PROBLEM DETAILS: Output the lines from the one containing "Detect and localize" through the one containing "x-tick-label: 3 [186, 480, 191, 489]" as a Markdown table with the columns Row and Entry, numbering each row and skipping blank lines. Leave the pictures out of the table.

DATA EXCERPTS:
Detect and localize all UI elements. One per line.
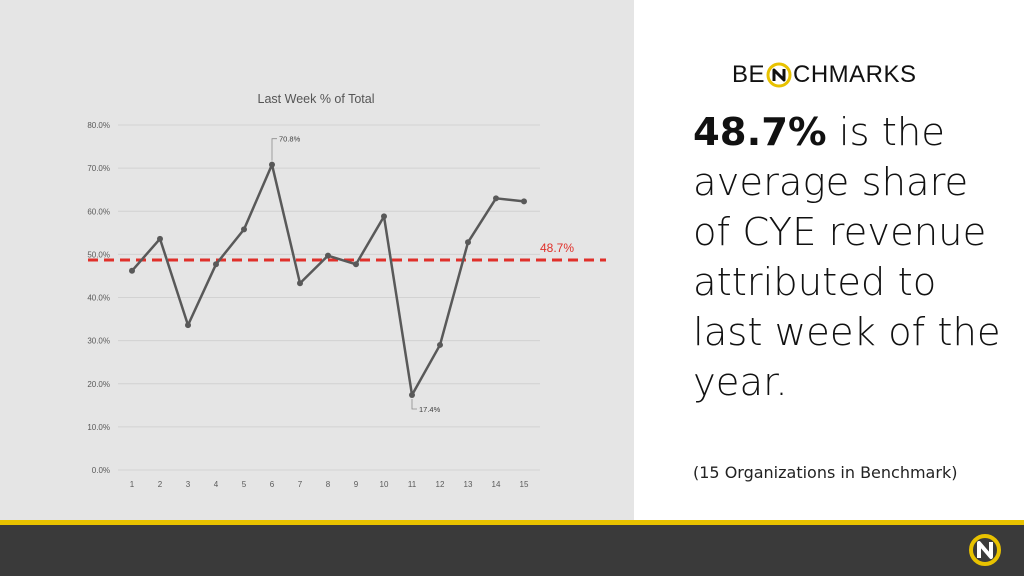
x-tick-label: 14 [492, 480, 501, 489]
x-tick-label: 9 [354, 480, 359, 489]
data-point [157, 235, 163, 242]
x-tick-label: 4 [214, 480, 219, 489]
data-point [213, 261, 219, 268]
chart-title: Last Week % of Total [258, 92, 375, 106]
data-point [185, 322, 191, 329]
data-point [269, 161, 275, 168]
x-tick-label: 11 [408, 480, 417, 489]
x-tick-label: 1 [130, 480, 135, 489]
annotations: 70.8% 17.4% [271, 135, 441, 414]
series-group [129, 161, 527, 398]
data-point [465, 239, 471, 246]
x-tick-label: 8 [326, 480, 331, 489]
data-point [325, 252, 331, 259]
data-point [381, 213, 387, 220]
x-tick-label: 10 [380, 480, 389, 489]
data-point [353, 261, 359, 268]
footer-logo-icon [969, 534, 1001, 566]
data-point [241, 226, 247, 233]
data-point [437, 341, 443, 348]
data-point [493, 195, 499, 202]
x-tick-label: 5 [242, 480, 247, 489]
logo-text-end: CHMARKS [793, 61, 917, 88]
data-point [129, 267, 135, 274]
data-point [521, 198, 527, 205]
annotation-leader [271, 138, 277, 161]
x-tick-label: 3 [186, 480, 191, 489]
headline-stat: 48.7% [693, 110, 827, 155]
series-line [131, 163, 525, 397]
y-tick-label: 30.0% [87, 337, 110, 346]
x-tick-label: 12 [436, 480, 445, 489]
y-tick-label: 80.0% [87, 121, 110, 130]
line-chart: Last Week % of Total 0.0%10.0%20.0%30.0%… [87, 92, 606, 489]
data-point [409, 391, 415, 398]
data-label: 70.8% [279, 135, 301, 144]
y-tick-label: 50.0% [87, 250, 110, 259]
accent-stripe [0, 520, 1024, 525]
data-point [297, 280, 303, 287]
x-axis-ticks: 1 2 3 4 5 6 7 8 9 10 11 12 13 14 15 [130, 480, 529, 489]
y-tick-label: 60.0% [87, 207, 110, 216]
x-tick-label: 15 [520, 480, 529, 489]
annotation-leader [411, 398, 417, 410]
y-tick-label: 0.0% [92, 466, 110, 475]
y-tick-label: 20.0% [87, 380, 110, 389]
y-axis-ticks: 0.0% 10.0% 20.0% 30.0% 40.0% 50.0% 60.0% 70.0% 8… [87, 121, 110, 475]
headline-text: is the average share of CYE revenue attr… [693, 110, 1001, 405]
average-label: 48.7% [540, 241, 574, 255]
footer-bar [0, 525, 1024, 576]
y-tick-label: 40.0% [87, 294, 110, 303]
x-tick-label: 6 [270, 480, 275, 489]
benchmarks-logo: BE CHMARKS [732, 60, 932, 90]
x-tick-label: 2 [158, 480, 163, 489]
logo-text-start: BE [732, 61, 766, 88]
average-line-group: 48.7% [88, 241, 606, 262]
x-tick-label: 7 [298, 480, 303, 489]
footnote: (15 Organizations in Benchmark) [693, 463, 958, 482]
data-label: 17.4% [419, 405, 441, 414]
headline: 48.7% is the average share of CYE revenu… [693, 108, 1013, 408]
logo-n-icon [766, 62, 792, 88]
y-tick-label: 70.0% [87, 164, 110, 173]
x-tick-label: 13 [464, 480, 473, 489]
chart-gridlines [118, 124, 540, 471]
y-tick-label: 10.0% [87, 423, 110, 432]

==

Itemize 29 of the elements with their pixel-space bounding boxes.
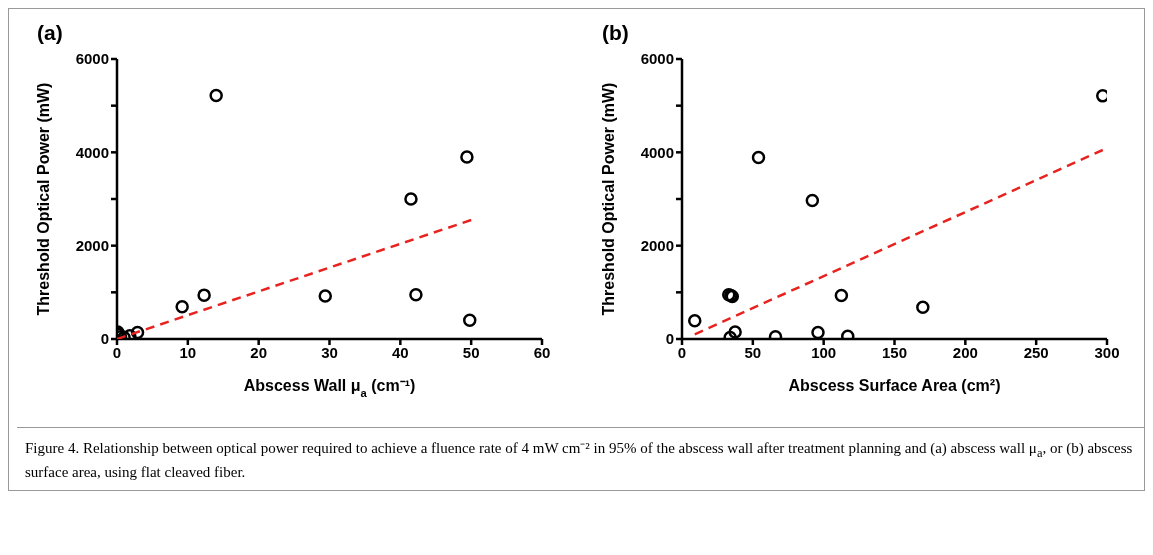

WRITTEN REPLY:
| Row | Entry |
|---|---|
| 1 | Detect and localize all UI elements. One per line. |
| 2 | x-tick-label: 14 [492, 480, 501, 489] |
| 3 | x-tick-label: 9 [354, 480, 359, 489] |
| 4 | data-point [157, 235, 163, 242] |
| 5 | x-tick-label: 4 [214, 480, 219, 489] |
| 6 | data-point [213, 261, 219, 268] |
| 7 | chart-title: Last Week % of Total [258, 92, 375, 106] |
| 8 | data-point [185, 322, 191, 329] |
| 9 | data-point [269, 161, 275, 168] |
| 10 | x-tick-label: 11 [408, 480, 417, 489] |
| 11 | x-tick-label: 1 [130, 480, 135, 489] |
| 12 | annotations: 70.8% 17.4% [271, 135, 441, 414] |
| 13 | series-group [129, 161, 527, 398] |
| 14 | data-point [465, 239, 471, 246] |
| 15 | x-tick-label: 8 [326, 480, 331, 489] |
| 16 | data-point [325, 252, 331, 259] |
| 17 | data-point [381, 213, 387, 220] |
| 18 | x-tick-label: 10 [380, 480, 389, 489] |
| 19 | data-point [353, 261, 359, 268] |
| 20 | footer-logo-icon [969, 534, 1001, 566] |
| 21 | data-point [241, 226, 247, 233] |
| 22 | data-point [437, 341, 443, 348] |
| 23 | data-point [493, 195, 499, 202] |
| 24 | x-tick-label: 5 [242, 480, 247, 489] |
| 25 | logo-text-end: CHMARKS [793, 61, 917, 88] |
| 26 | data-point [129, 267, 135, 274] |
| 27 | data-point [521, 198, 527, 205] |
| 28 | annotation-leader [271, 138, 277, 161] |
| 29 | x-tick-label: 3 [186, 480, 191, 489] |